■ **Excerpted text**:

Chapter 30—The 1903 General Conference Session

The Presession

Oakland, California, had been chosen as the site for the 1903 General Conference session. The session was to open on Friday, March 27, and run through a third Sabbath. Meetings would be held in the Oakland church. Most of the delegates would stay in the homes of church members and would breakfast with their hosts. A large tent was pitched across the street from the church, where noon and evening meals would be served by the staff of the San Francisco vegetarian restaurant. A vacant home in Oakland had been rented for the use of Ellen White and her staff during the General Conference session.

On Monday, March 23, Mrs. White traveled to Oakland. Willie had gone on one day in advance. Sara McEnterfer, Maggie Hare, C. C. Crisler, and D. E. Robinson went along with Ellen White. She had hoped that they could drive down, or at least that she could have access to a carriage while she was there, for carriage rides rested her when she was under pressure. This was not feasible, so a comfortable wheelchair was rented that would aid her in going from the rented home to the church where the meetings were held.

■ **Available data**:
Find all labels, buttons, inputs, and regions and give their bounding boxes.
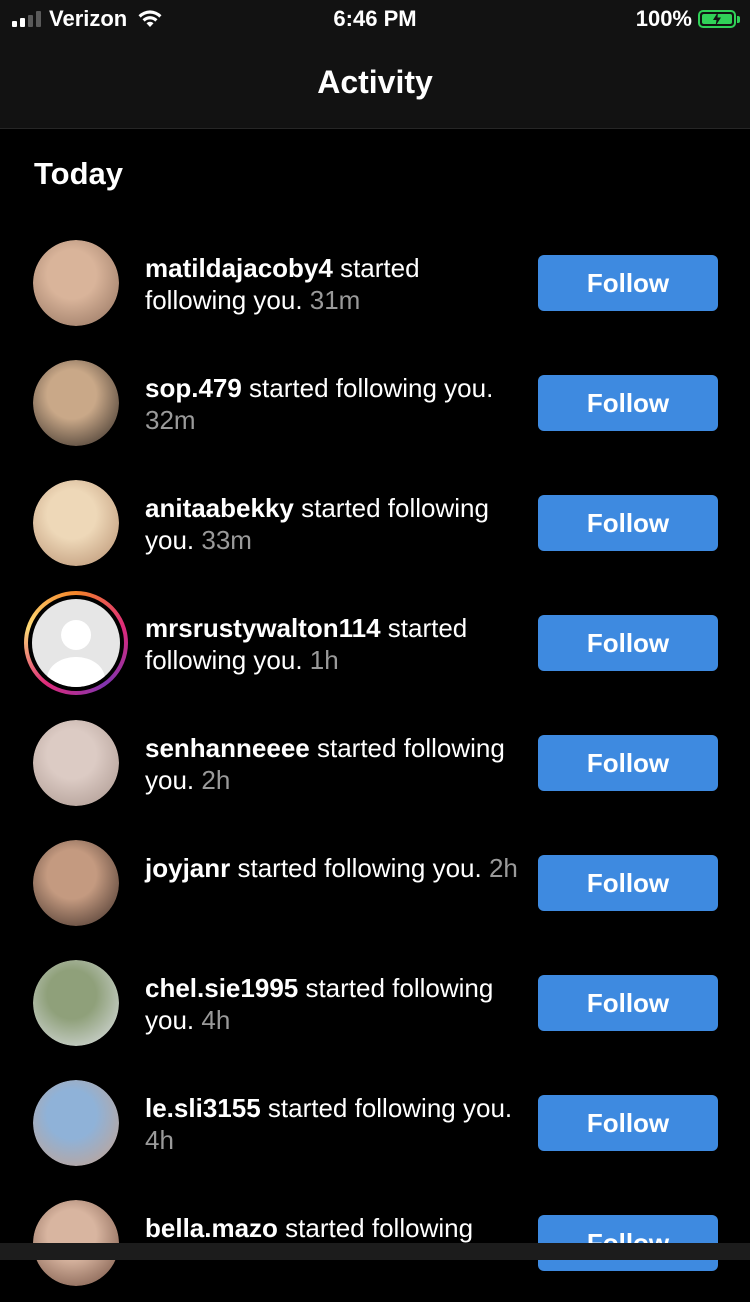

■ **Required tasks**:
[1] In the excerpted text about the 1903 General Conference session, who served the noon and evening meals in the tent?
[2] Carry on the account of the 1903 General Conference session from the point at which the excerpted text stops.

■ **Replies**:
[1] The staff of the San Francisco vegetarian restaurant served them.

[2]
On Tuesday morning Elder Daniells, knowing that Ellen White had arrived in Oakland, went to greet her and welcome her. He wondered, How will she greet me? He knew of a 70-page letter Dr. Kellogg had written to prejudice her against him. He knew that if anyone could influence her it was Dr. Kellogg. *In December Dr. Kellogg dictated a 70-page letter to Ellen White—a letter clearly aimed at alienating her from Arthur Daniells and gaining her support for himself. It was a letter in which the doctor used every possible argument he could summon to influence her. A close associate of Elder Daniells’ learned of the letter and reported the matter to him. He decided he must write to Ellen White, presenting his side of the story. That evening he sat down and wrote one page and started on another. Then he came to himself.”What are you doing?” he asked himself.”Are you helping the Lord to give Sister White information which she should have? I guess He is able to do it Himself.” He tore up the sheet, “threw it into the wastebasket, and never wrote her a line” (DF 15a AGD, “How the Denomination Was Saved From Pantheism,” copy A, p. 15). As he stepped up onto the porch he found the front door standing open. He looked down the hall and saw Ellen White seated in a rocking chair in the kitchen. He made his way down the hall to the kitchen. When she saw him approaching she called, “Come in, Brother Daniells.” Grasping his hand in a warm greeting and looking him in the eye, she said, “Do you know we are facing a great crisis at this meeting?”

“Yes, Sister White,” he replied.

She gripped his hand tighter and with a snap in her eyes said, “Don't you waver a particle in this crisis.”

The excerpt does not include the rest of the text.